## BRIEF
Leave out the pictures and copy each record below exactly.

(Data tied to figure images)
<<<<

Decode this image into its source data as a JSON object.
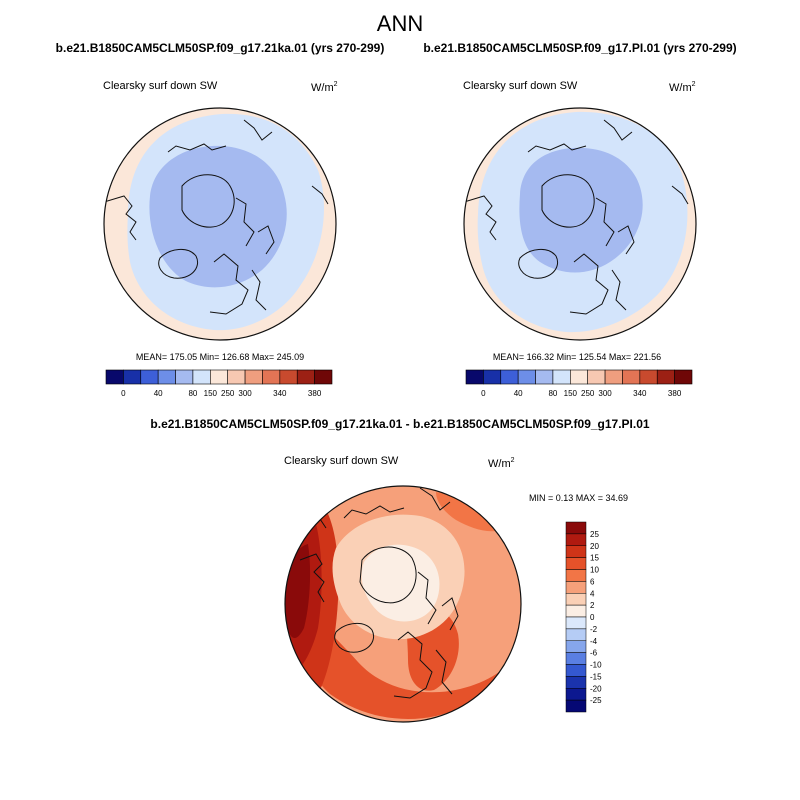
{
  "figure": {
    "title": "ANN",
    "difference_title": "b.e21.B1850CAM5CLM50SP.f09_g17.21ka.01 - b.e21.B1850CAM5CLM50SP.f09_g17.PI.01"
  },
  "chart_data": [
    {
      "type": "polar-map",
      "projection": "north-polar-stereographic",
      "title": "b.e21.B1850CAM5CLM50SP.f09_g17.21ka.01 (yrs 270-299)",
      "variable_label": "Clearsky surf down SW",
      "units_base": "W/m",
      "units_exp": "2",
      "stats": {
        "mean": "175.05",
        "min": "126.68",
        "max": "245.09"
      },
      "stats_text": "MEAN= 175.05  Min= 126.68  Max= 245.09",
      "colorbar": {
        "orientation": "horizontal",
        "labels": [
          "0",
          "40",
          "80",
          "150",
          "250",
          "300",
          "340",
          "380"
        ],
        "colors": [
          "#08086b",
          "#1830a8",
          "#3d5fd8",
          "#6d8ee8",
          "#a5baf0",
          "#d3e4fb",
          "#fbe7d9",
          "#f7c8b2",
          "#ef9e7f",
          "#e27455",
          "#c84a2e",
          "#9c2014",
          "#6f0707"
        ]
      }
    },
    {
      "type": "polar-map",
      "projection": "north-polar-stereographic",
      "title": "b.e21.B1850CAM5CLM50SP.f09_g17.PI.01 (yrs 270-299)",
      "variable_label": "Clearsky surf down SW",
      "units_base": "W/m",
      "units_exp": "2",
      "stats": {
        "mean": "166.32",
        "min": "125.54",
        "max": "221.56"
      },
      "stats_text": "MEAN= 166.32  Min= 125.54  Max= 221.56",
      "colorbar": {
        "orientation": "horizontal",
        "labels": [
          "0",
          "40",
          "80",
          "150",
          "250",
          "300",
          "340",
          "380"
        ],
        "colors": [
          "#08086b",
          "#1830a8",
          "#3d5fd8",
          "#6d8ee8",
          "#a5baf0",
          "#d3e4fb",
          "#fbe7d9",
          "#f7c8b2",
          "#ef9e7f",
          "#e27455",
          "#c84a2e",
          "#9c2014",
          "#6f0707"
        ]
      }
    },
    {
      "type": "polar-map",
      "projection": "north-polar-stereographic",
      "title": "b.e21.B1850CAM5CLM50SP.f09_g17.21ka.01 - b.e21.B1850CAM5CLM50SP.f09_g17.PI.01",
      "variable_label": "Clearsky surf down SW",
      "units_base": "W/m",
      "units_exp": "2",
      "stats": {
        "min": "0.13",
        "max": "34.69"
      },
      "stats_text": "MIN =   0.13 MAX =  34.69",
      "colorbar": {
        "orientation": "vertical",
        "labels": [
          "25",
          "20",
          "15",
          "10",
          "6",
          "4",
          "2",
          "0",
          "-2",
          "-4",
          "-6",
          "-10",
          "-15",
          "-20",
          "-25"
        ],
        "colors": [
          "#8a0a0a",
          "#b01a10",
          "#cf3418",
          "#e5522a",
          "#f27546",
          "#f6a07a",
          "#fad0b6",
          "#fbeee4",
          "#dbe8fb",
          "#b5ccf5",
          "#86a6ec",
          "#5a7fe2",
          "#3458d0",
          "#1a33ad",
          "#0c1890",
          "#050874"
        ]
      }
    }
  ]
}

>>>>

## TASK OUTPUT
Decode this image into its source data as a JSON object.
{
  "figure": {
    "title": "ANN",
    "difference_title": "b.e21.B1850CAM5CLM50SP.f09_g17.21ka.01 - b.e21.B1850CAM5CLM50SP.f09_g17.PI.01"
  },
  "chart_data": [
    {
      "type": "polar-map",
      "projection": "north-polar-stereographic",
      "title": "b.e21.B1850CAM5CLM50SP.f09_g17.21ka.01 (yrs 270-299)",
      "variable_label": "Clearsky surf down SW",
      "units_base": "W/m",
      "units_exp": "2",
      "stats": {
        "mean": "175.05",
        "min": "126.68",
        "max": "245.09"
      },
      "stats_text": "MEAN= 175.05  Min= 126.68  Max= 245.09",
      "colorbar": {
        "orientation": "horizontal",
        "labels": [
          "0",
          "40",
          "80",
          "150",
          "250",
          "300",
          "340",
          "380"
        ],
        "colors": [
          "#08086b",
          "#1830a8",
          "#3d5fd8",
          "#6d8ee8",
          "#a5baf0",
          "#d3e4fb",
          "#fbe7d9",
          "#f7c8b2",
          "#ef9e7f",
          "#e27455",
          "#c84a2e",
          "#9c2014",
          "#6f0707"
        ]
      }
    },
    {
      "type": "polar-map",
      "projection": "north-polar-stereographic",
      "title": "b.e21.B1850CAM5CLM50SP.f09_g17.PI.01 (yrs 270-299)",
      "variable_label": "Clearsky surf down SW",
      "units_base": "W/m",
      "units_exp": "2",
      "stats": {
        "mean": "166.32",
        "min": "125.54",
        "max": "221.56"
      },
      "stats_text": "MEAN= 166.32  Min= 125.54  Max= 221.56",
      "colorbar": {
        "orientation": "horizontal",
        "labels": [
          "0",
          "40",
          "80",
          "150",
          "250",
          "300",
          "340",
          "380"
        ],
        "colors": [
          "#08086b",
          "#1830a8",
          "#3d5fd8",
          "#6d8ee8",
          "#a5baf0",
          "#d3e4fb",
          "#fbe7d9",
          "#f7c8b2",
          "#ef9e7f",
          "#e27455",
          "#c84a2e",
          "#9c2014",
          "#6f0707"
        ]
      }
    },
    {
      "type": "polar-map",
      "projection": "north-polar-stereographic",
      "title": "b.e21.B1850CAM5CLM50SP.f09_g17.21ka.01 - b.e21.B1850CAM5CLM50SP.f09_g17.PI.01",
      "variable_label": "Clearsky surf down SW",
      "units_base": "W/m",
      "units_exp": "2",
      "stats": {
        "min": "0.13",
        "max": "34.69"
      },
      "stats_text": "MIN =   0.13 MAX =  34.69",
      "colorbar": {
        "orientation": "vertical",
        "labels": [
          "25",
          "20",
          "15",
          "10",
          "6",
          "4",
          "2",
          "0",
          "-2",
          "-4",
          "-6",
          "-10",
          "-15",
          "-20",
          "-25"
        ],
        "colors": [
          "#8a0a0a",
          "#b01a10",
          "#cf3418",
          "#e5522a",
          "#f27546",
          "#f6a07a",
          "#fad0b6",
          "#fbeee4",
          "#dbe8fb",
          "#b5ccf5",
          "#86a6ec",
          "#5a7fe2",
          "#3458d0",
          "#1a33ad",
          "#0c1890",
          "#050874"
        ]
      }
    }
  ]
}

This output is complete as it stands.